**TO DO:** Check each line of the listing below for the word "JSON" and say how many lines have it. Nothing else should be written.

**RECORD SET:**
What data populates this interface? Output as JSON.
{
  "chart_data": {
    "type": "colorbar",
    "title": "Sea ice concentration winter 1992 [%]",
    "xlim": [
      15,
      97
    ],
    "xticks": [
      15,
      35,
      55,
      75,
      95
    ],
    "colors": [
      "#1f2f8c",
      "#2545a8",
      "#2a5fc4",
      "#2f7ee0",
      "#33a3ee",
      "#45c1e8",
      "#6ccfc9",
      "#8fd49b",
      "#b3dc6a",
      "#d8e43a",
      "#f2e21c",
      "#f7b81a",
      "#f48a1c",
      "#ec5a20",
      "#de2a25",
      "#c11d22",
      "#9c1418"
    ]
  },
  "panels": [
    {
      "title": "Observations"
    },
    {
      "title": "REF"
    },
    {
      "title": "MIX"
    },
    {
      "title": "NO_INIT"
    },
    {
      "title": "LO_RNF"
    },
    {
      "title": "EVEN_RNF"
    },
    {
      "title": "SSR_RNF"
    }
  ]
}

...

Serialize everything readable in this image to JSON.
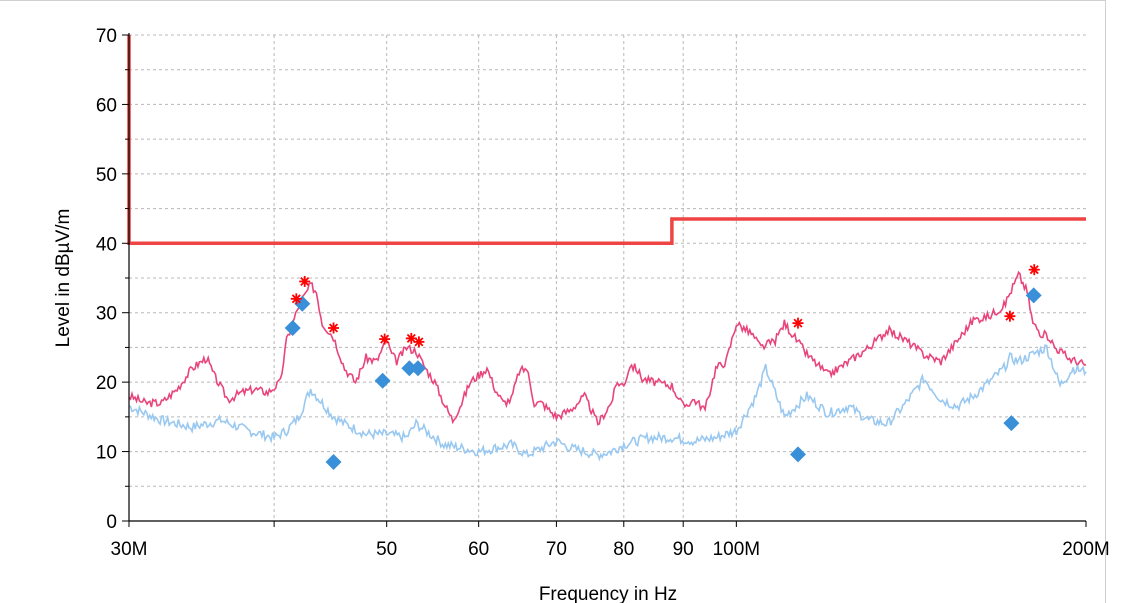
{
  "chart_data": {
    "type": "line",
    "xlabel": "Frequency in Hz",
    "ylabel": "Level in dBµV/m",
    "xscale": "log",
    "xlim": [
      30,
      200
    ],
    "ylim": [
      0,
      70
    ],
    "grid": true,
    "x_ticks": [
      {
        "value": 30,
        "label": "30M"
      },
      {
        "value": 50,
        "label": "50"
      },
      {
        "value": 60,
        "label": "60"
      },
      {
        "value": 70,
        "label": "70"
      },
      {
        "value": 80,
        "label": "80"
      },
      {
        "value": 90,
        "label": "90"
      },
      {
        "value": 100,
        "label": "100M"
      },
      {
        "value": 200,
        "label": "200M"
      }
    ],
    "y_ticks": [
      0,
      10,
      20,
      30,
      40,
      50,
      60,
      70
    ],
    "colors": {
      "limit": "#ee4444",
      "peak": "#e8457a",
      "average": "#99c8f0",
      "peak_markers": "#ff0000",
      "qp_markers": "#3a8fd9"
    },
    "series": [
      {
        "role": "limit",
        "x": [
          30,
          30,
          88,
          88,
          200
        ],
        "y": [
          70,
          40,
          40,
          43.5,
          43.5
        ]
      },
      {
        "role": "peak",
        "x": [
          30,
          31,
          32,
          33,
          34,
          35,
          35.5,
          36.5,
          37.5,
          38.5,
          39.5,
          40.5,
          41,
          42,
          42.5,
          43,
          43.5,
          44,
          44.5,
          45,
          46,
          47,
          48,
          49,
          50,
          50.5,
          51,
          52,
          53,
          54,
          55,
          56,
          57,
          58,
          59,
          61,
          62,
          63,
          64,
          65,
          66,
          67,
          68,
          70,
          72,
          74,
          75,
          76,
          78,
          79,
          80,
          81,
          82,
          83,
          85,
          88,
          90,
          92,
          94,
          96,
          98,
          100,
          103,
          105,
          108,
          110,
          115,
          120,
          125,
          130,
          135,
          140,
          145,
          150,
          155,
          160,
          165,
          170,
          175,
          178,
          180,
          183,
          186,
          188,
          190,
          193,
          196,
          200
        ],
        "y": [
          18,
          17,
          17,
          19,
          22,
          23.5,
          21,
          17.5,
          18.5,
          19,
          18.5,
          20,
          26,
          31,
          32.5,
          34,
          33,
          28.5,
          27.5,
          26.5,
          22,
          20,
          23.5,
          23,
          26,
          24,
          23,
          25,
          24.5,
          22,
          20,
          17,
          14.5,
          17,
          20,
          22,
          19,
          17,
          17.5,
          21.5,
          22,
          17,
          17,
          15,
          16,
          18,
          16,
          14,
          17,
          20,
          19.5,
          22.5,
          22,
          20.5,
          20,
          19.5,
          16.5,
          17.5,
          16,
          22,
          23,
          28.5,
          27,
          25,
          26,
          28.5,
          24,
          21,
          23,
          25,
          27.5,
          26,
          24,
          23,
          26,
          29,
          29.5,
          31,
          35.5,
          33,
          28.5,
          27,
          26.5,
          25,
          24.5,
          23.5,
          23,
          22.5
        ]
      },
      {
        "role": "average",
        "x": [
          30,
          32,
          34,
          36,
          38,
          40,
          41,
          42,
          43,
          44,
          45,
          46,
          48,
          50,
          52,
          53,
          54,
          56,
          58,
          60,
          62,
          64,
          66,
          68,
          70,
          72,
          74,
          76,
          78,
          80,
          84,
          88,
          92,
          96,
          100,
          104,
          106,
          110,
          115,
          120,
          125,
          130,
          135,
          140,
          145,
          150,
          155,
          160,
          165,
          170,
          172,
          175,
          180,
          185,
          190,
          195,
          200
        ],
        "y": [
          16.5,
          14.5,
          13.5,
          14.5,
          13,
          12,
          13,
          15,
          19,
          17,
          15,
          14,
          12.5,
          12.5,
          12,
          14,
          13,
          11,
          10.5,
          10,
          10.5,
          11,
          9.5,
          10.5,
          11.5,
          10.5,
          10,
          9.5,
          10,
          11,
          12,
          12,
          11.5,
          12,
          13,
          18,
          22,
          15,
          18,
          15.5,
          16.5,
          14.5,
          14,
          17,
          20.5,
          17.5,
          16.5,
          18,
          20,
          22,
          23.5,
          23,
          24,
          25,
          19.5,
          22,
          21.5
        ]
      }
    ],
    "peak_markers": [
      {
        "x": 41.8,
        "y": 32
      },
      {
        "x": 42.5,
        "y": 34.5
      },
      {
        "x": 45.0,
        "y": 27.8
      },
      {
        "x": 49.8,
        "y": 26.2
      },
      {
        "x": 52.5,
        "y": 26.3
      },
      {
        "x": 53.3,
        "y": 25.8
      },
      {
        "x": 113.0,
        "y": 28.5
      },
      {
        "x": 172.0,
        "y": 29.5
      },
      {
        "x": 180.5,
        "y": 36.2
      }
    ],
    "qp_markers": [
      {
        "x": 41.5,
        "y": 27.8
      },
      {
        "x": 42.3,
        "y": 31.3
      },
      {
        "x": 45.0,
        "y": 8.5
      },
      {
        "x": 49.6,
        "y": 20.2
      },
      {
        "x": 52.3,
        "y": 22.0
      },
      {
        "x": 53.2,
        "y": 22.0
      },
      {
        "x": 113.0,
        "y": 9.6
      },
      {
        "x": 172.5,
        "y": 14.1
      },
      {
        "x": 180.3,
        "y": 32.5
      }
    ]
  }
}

---

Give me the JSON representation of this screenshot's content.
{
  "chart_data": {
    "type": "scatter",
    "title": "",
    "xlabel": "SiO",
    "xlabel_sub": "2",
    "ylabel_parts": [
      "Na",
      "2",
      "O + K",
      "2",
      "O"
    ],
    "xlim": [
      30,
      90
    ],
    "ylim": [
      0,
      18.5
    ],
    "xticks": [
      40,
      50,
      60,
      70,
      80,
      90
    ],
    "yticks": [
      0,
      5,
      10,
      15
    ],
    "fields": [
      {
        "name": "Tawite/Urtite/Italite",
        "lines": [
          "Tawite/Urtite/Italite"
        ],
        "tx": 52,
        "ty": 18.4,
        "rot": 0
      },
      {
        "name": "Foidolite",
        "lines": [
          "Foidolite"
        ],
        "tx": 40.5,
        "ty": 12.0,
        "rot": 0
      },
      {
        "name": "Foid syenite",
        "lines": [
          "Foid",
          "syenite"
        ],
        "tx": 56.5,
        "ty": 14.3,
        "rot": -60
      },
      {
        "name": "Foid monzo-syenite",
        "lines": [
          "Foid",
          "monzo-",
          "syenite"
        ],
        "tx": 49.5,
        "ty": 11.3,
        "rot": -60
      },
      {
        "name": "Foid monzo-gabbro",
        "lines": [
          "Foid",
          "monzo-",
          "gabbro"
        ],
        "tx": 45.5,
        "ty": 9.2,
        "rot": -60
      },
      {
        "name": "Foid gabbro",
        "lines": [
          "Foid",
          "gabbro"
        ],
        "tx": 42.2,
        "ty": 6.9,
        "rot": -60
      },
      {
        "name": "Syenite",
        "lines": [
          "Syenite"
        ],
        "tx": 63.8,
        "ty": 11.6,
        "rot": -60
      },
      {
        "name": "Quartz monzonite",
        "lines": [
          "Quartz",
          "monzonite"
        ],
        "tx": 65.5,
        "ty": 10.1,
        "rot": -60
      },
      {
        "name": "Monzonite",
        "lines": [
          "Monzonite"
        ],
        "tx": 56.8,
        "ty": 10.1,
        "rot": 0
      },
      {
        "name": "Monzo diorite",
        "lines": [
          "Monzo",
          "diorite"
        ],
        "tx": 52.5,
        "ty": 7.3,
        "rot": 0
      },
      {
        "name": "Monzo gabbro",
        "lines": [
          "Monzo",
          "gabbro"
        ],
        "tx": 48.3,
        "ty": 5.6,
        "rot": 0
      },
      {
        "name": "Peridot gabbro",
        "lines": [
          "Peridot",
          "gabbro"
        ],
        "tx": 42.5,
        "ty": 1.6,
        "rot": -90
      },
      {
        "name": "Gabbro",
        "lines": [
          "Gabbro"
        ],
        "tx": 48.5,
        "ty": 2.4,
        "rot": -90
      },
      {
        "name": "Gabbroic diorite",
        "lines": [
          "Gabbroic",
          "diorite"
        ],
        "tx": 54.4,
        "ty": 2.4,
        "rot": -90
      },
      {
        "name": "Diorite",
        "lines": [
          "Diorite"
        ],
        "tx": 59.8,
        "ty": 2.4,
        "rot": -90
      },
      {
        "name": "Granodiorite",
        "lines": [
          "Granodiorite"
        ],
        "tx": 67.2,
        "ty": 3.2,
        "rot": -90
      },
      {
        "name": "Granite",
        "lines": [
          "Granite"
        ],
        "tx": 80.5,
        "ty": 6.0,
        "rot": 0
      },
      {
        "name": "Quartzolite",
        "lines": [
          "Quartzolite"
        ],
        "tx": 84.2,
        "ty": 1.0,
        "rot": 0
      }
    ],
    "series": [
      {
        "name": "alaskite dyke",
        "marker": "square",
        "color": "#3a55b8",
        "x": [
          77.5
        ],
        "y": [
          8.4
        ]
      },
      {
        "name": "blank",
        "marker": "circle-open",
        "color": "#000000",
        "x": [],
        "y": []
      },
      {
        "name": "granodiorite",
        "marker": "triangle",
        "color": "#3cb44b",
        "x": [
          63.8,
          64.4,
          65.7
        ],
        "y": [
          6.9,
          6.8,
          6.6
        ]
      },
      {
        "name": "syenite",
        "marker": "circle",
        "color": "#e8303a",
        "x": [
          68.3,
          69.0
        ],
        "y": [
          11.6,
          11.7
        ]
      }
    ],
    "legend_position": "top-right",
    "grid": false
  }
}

**EXPECTED ANSWER:** 3